Dataset:
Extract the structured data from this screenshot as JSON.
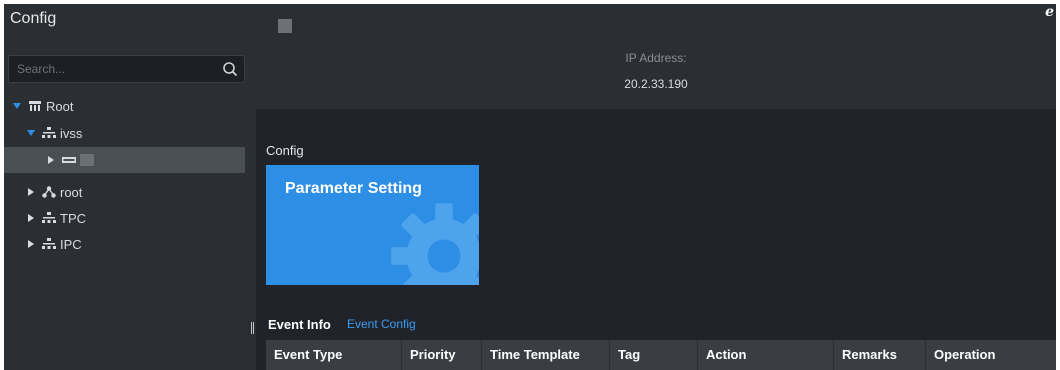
{
  "sidebar": {
    "title": "Config",
    "search": {
      "placeholder": "Search...",
      "value": ""
    },
    "tree": [
      {
        "label": "Root",
        "icon": "server-rack-icon",
        "expanded": true
      },
      {
        "label": "ivss",
        "icon": "network-icon",
        "expanded": true
      },
      {
        "label": "",
        "icon": "device-icon",
        "expanded": false,
        "selected": true
      },
      {
        "label": "root",
        "icon": "org-node-icon",
        "expanded": false
      },
      {
        "label": "TPC",
        "icon": "network-icon",
        "expanded": false
      },
      {
        "label": "IPC",
        "icon": "network-icon",
        "expanded": false
      }
    ]
  },
  "header": {
    "ip_label": "IP Address:",
    "ip_value": "20.2.33.190",
    "browser_icon": "e"
  },
  "config": {
    "section_title": "Config",
    "tile_label": "Parameter Setting"
  },
  "events": {
    "title": "Event Info",
    "link": "Event Config",
    "columns": [
      "Event Type",
      "Priority",
      "Time Template",
      "Tag",
      "Action",
      "Remarks",
      "Operation"
    ]
  },
  "colors": {
    "accent": "#2d8ee6",
    "link": "#3c9cf0",
    "tree_caret": "#2d8ee6"
  }
}
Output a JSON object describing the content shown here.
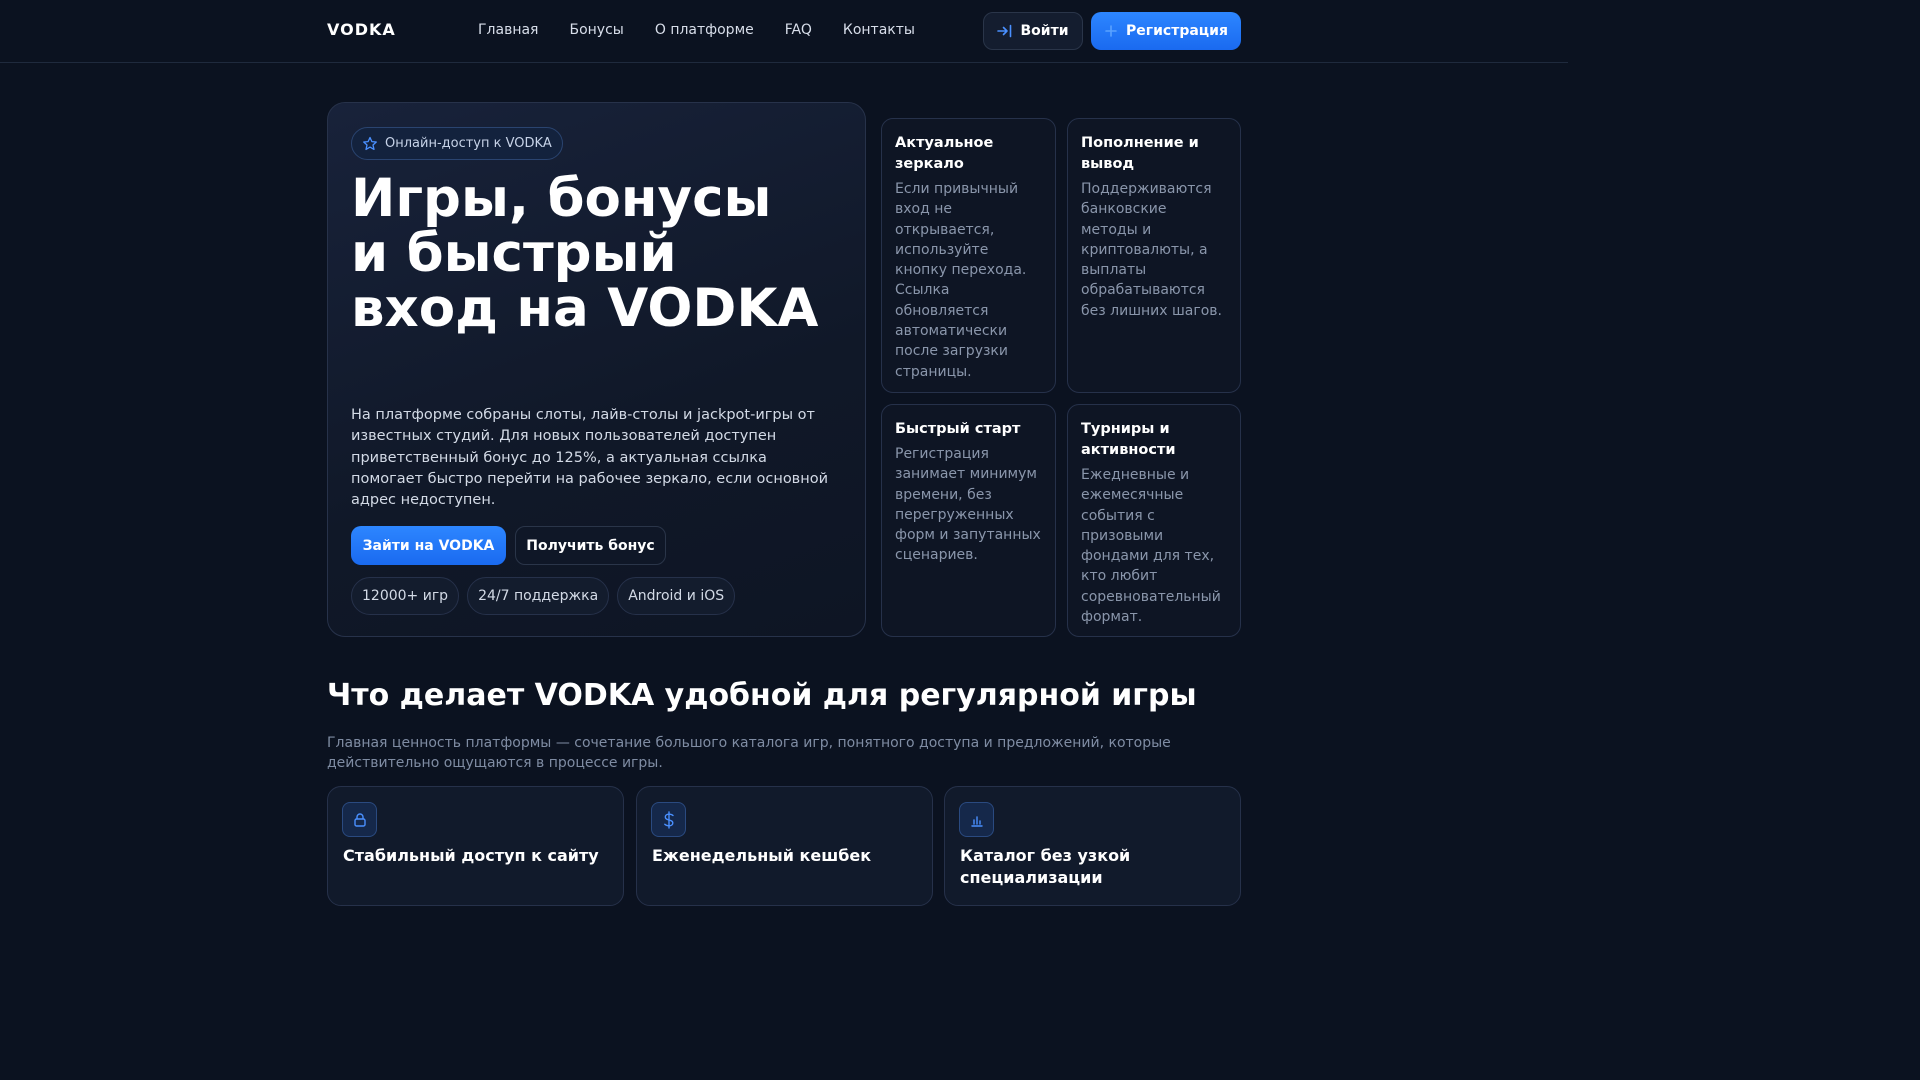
{
  "nav": {
    "logo": "VODKA",
    "items": [
      "Главная",
      "Бонусы",
      "О платформе",
      "FAQ",
      "Контакты"
    ],
    "login_label": "Войти",
    "register_label": "Регистрация"
  },
  "hero": {
    "badge": "Онлайн-доступ к VODKA",
    "title": "Игры, бонусы и быстрый вход на VODKA",
    "description": "На платформе собраны слоты, лайв-столы и jackpot-игры от известных студий. Для новых пользователей доступен приветственный бонус до 125%, а актуальная ссылка помогает быстро перейти на рабочее зеркало, если основной адрес недоступен.",
    "cta_primary": "Зайти на VODKA",
    "cta_secondary": "Получить бонус",
    "tags": [
      "12000+ игр",
      "24/7 поддержка",
      "Android и iOS"
    ]
  },
  "info_cards": [
    {
      "title": "Актуальное зеркало",
      "text": "Если привычный вход не открывается, используйте кнопку перехода. Ссылка обновляется автоматически после загрузки страницы."
    },
    {
      "title": "Пополнение и вывод",
      "text": "Поддерживаются банковские методы и криптовалюты, а выплаты обрабатываются без лишних шагов."
    },
    {
      "title": "Быстрый старт",
      "text": "Регистрация занимает минимум времени, без перегруженных форм и запутанных сценариев."
    },
    {
      "title": "Турниры и активности",
      "text": "Ежедневные и ежемесячные события с призовыми фондами для тех, кто любит соревновательный формат."
    }
  ],
  "section": {
    "title": "Что делает VODKA удобной для регулярной игры",
    "subtitle": "Главная ценность платформы — сочетание большого каталога игр, понятного доступа и предложений, которые действительно ощущаются в процессе игры."
  },
  "features": [
    {
      "icon": "lock-icon",
      "title": "Стабильный доступ к сайту"
    },
    {
      "icon": "dollar-icon",
      "title": "Еженедельный кешбек"
    },
    {
      "icon": "bar-chart-icon",
      "title": "Каталог без узкой специализации"
    }
  ],
  "colors": {
    "accent": "#2d86ff",
    "background": "#0b1220",
    "card": "#0e1524",
    "muted": "#8a96ab"
  }
}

What you have to do:
Quote exactly the lines from the one that contains "Output a JSON" through the end of the listing above, both ends included, leaving out the pictures.

Result for this exercise:
Output a JSON object describing the content shown here.
{
  "nav": {
    "logo": "VODKA",
    "items": [
      "Главная",
      "Бонусы",
      "О платформе",
      "FAQ",
      "Контакты"
    ],
    "login_label": "Войти",
    "register_label": "Регистрация"
  },
  "hero": {
    "badge": "Онлайн-доступ к VODKA",
    "title": "Игры, бонусы и быстрый вход на VODKA",
    "description": "На платформе собраны слоты, лайв-столы и jackpot-игры от известных студий. Для новых пользователей доступен приветственный бонус до 125%, а актуальная ссылка помогает быстро перейти на рабочее зеркало, если основной адрес недоступен.",
    "cta_primary": "Зайти на VODKA",
    "cta_secondary": "Получить бонус",
    "tags": [
      "12000+ игр",
      "24/7 поддержка",
      "Android и iOS"
    ]
  },
  "info_cards": [
    {
      "title": "Актуальное зеркало",
      "text": "Если привычный вход не открывается, используйте кнопку перехода. Ссылка обновляется автоматически после загрузки страницы."
    },
    {
      "title": "Пополнение и вывод",
      "text": "Поддерживаются банковские методы и криптовалюты, а выплаты обрабатываются без лишних шагов."
    },
    {
      "title": "Быстрый старт",
      "text": "Регистрация занимает минимум времени, без перегруженных форм и запутанных сценариев."
    },
    {
      "title": "Турниры и активности",
      "text": "Ежедневные и ежемесячные события с призовыми фондами для тех, кто любит соревновательный формат."
    }
  ],
  "section": {
    "title": "Что делает VODKA удобной для регулярной игры",
    "subtitle": "Главная ценность платформы — сочетание большого каталога игр, понятного доступа и предложений, которые действительно ощущаются в процессе игры."
  },
  "features": [
    {
      "icon": "lock-icon",
      "title": "Стабильный доступ к сайту"
    },
    {
      "icon": "dollar-icon",
      "title": "Еженедельный кешбек"
    },
    {
      "icon": "bar-chart-icon",
      "title": "Каталог без узкой специализации"
    }
  ],
  "colors": {
    "accent": "#2d86ff",
    "background": "#0b1220",
    "card": "#0e1524",
    "muted": "#8a96ab"
  }
}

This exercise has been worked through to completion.